>>>

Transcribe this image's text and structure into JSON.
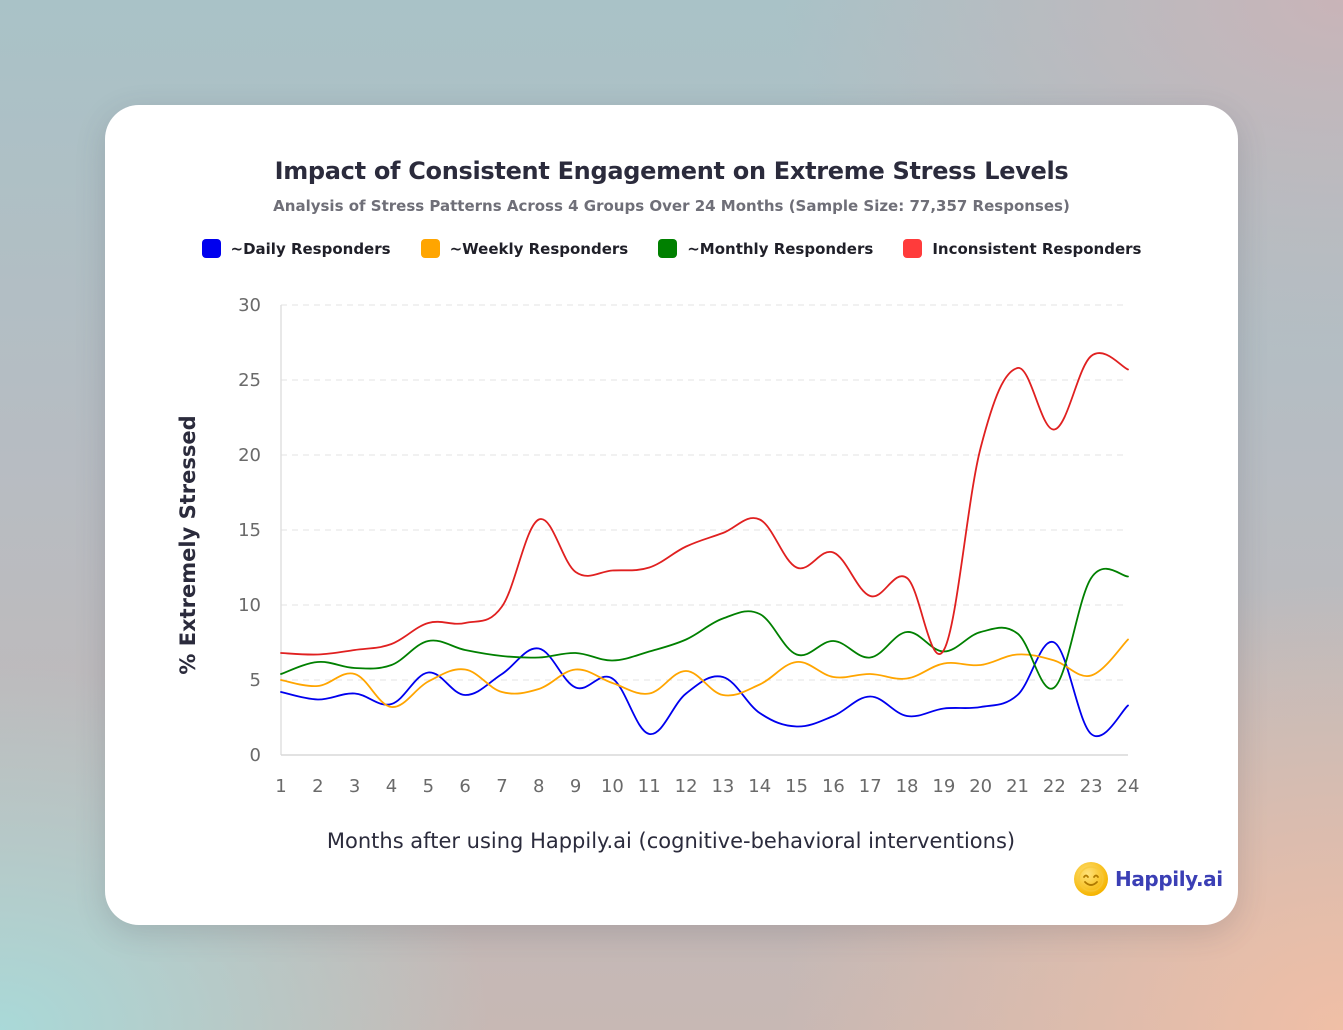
{
  "chart_data": {
    "type": "line",
    "title": "Impact of Consistent Engagement on Extreme Stress Levels",
    "subtitle": "Analysis of Stress Patterns Across 4 Groups Over 24 Months (Sample Size: 77,357 Responses)",
    "xlabel": "Months after using Happily.ai (cognitive-behavioral interventions)",
    "ylabel": "% Extremely Stressed",
    "ylim": [
      0,
      30
    ],
    "yticks": [
      0,
      5,
      10,
      15,
      20,
      25,
      30
    ],
    "grid": true,
    "legend_position": "top",
    "x": [
      "1",
      "2",
      "3",
      "4",
      "5",
      "6",
      "7",
      "8",
      "9",
      "10",
      "11",
      "12",
      "13",
      "14",
      "15",
      "16",
      "17",
      "18",
      "19",
      "20",
      "21",
      "22",
      "23",
      "24"
    ],
    "series": [
      {
        "name": "~Daily Responders",
        "color": "#0000ee",
        "values": [
          4.2,
          3.7,
          4.1,
          3.4,
          5.5,
          4.0,
          5.4,
          7.1,
          4.5,
          5.1,
          1.4,
          4.1,
          5.2,
          2.8,
          1.9,
          2.6,
          3.9,
          2.6,
          3.1,
          3.2,
          4.0,
          7.5,
          1.4,
          3.3
        ]
      },
      {
        "name": "~Weekly Responders",
        "color": "#ffa500",
        "values": [
          5.0,
          4.6,
          5.4,
          3.2,
          4.9,
          5.7,
          4.2,
          4.4,
          5.7,
          4.8,
          4.1,
          5.6,
          4.0,
          4.7,
          6.2,
          5.2,
          5.4,
          5.1,
          6.1,
          6.0,
          6.7,
          6.3,
          5.3,
          7.7
        ]
      },
      {
        "name": "~Monthly Responders",
        "color": "#008000",
        "values": [
          5.4,
          6.2,
          5.8,
          6.0,
          7.6,
          7.0,
          6.6,
          6.5,
          6.8,
          6.3,
          6.9,
          7.7,
          9.1,
          9.4,
          6.7,
          7.6,
          6.5,
          8.2,
          6.9,
          8.2,
          8.1,
          4.5,
          11.8,
          11.9
        ]
      },
      {
        "name": "Inconsistent Responders",
        "color": "#ff3b3b",
        "line_color": "#e02020",
        "values": [
          6.8,
          6.7,
          7.0,
          7.4,
          8.8,
          8.8,
          9.9,
          15.7,
          12.2,
          12.3,
          12.5,
          13.9,
          14.8,
          15.7,
          12.5,
          13.5,
          10.6,
          11.8,
          7.0,
          20.5,
          25.8,
          21.7,
          26.6,
          25.7
        ]
      }
    ]
  },
  "brand": {
    "name": "Happily.ai",
    "logo_icon": "smiley-sun-logo"
  }
}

<<<

Report every line in the data above in which the word "Responders" appears.

▸ **PROBLEM SOLUTION**:
        "name": "~Daily Responders",
        "name": "~Weekly Responders",
        "name": "~Monthly Responders",
        "name": "Inconsistent Responders",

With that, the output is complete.